(Dataset excerpt)
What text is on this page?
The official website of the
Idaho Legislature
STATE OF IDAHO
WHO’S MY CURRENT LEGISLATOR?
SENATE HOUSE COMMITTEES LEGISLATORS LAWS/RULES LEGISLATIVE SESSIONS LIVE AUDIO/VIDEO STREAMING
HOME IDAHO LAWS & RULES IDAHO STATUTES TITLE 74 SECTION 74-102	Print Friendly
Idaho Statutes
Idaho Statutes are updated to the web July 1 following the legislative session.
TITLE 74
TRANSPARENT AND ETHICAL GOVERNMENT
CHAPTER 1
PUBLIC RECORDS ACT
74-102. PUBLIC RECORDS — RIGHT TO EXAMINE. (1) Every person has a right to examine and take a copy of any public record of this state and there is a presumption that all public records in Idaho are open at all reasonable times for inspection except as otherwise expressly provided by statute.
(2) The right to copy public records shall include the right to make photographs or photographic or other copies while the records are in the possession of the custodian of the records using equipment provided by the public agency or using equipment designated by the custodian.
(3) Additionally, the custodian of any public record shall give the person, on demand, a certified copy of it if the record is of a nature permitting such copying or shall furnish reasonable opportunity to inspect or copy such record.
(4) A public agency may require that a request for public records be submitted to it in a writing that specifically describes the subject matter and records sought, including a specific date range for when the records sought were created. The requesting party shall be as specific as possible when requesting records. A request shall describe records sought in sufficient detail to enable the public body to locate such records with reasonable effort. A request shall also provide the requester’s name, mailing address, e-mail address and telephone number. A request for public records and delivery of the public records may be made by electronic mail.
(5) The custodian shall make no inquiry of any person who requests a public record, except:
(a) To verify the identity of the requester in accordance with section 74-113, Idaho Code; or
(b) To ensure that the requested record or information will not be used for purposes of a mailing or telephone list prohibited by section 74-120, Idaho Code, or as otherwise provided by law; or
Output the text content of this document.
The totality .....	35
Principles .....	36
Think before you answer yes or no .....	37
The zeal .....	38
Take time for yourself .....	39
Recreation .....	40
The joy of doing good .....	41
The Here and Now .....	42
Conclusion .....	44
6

# Work to be completed
From the first line to the last, please quote the material above exactly.

# Exercise result
What text is on this page?
The official website of the
Idaho Legislature
STATE OF IDAHO
WHO’S MY CURRENT LEGISLATOR?
SENATE HOUSE COMMITTEES LEGISLATORS LAWS/RULES LEGISLATIVE SESSIONS LIVE AUDIO/VIDEO STREAMING
HOME IDAHO LAWS & RULES IDAHO STATUTES TITLE 74 SECTION 74-102	Print Friendly
Idaho Statutes
Idaho Statutes are updated to the web July 1 following the legislative session.
TITLE 74
TRANSPARENT AND ETHICAL GOVERNMENT
CHAPTER 1
PUBLIC RECORDS ACT
74-102. PUBLIC RECORDS — RIGHT TO EXAMINE. (1) Every person has a right to examine and take a copy of any public record of this state and there is a presumption that all public records in Idaho are open at all reasonable times for inspection except as otherwise expressly provided by statute.
(2) The right to copy public records shall include the right to make photographs or photographic or other copies while the records are in the possession of the custodian of the records using equipment provided by the public agency or using equipment designated by the custodian.
(3) Additionally, the custodian of any public record shall give the person, on demand, a certified copy of it if the record is of a nature permitting such copying or shall furnish reasonable opportunity to inspect or copy such record.
(4) A public agency may require that a request for public records be submitted to it in a writing that specifically describes the subject matter and records sought, including a specific date range for when the records sought were created. The requesting party shall be as specific as possible when requesting records. A request shall describe records sought in sufficient detail to enable the public body to locate such records with reasonable effort. A request shall also provide the requester’s name, mailing address, e-mail address and telephone number. A request for public records and delivery of the public records may be made by electronic mail.
(5) The custodian shall make no inquiry of any person who requests a public record, except:
(a) To verify the identity of the requester in accordance with section 74-113, Idaho Code; or
(b) To ensure that the requested record or information will not be used for purposes of a mailing or telephone list prohibited by section 74-120, Idaho Code, or as otherwise provided by law; or
Output the text content of this document.
The totality .....	35
Principles .....	36
Think before you answer yes or no .....	37
The zeal .....	38
Take time for yourself .....	39
Recreation .....	40
The joy of doing good .....	41
The Here and Now .....	42
Conclusion .....	44
6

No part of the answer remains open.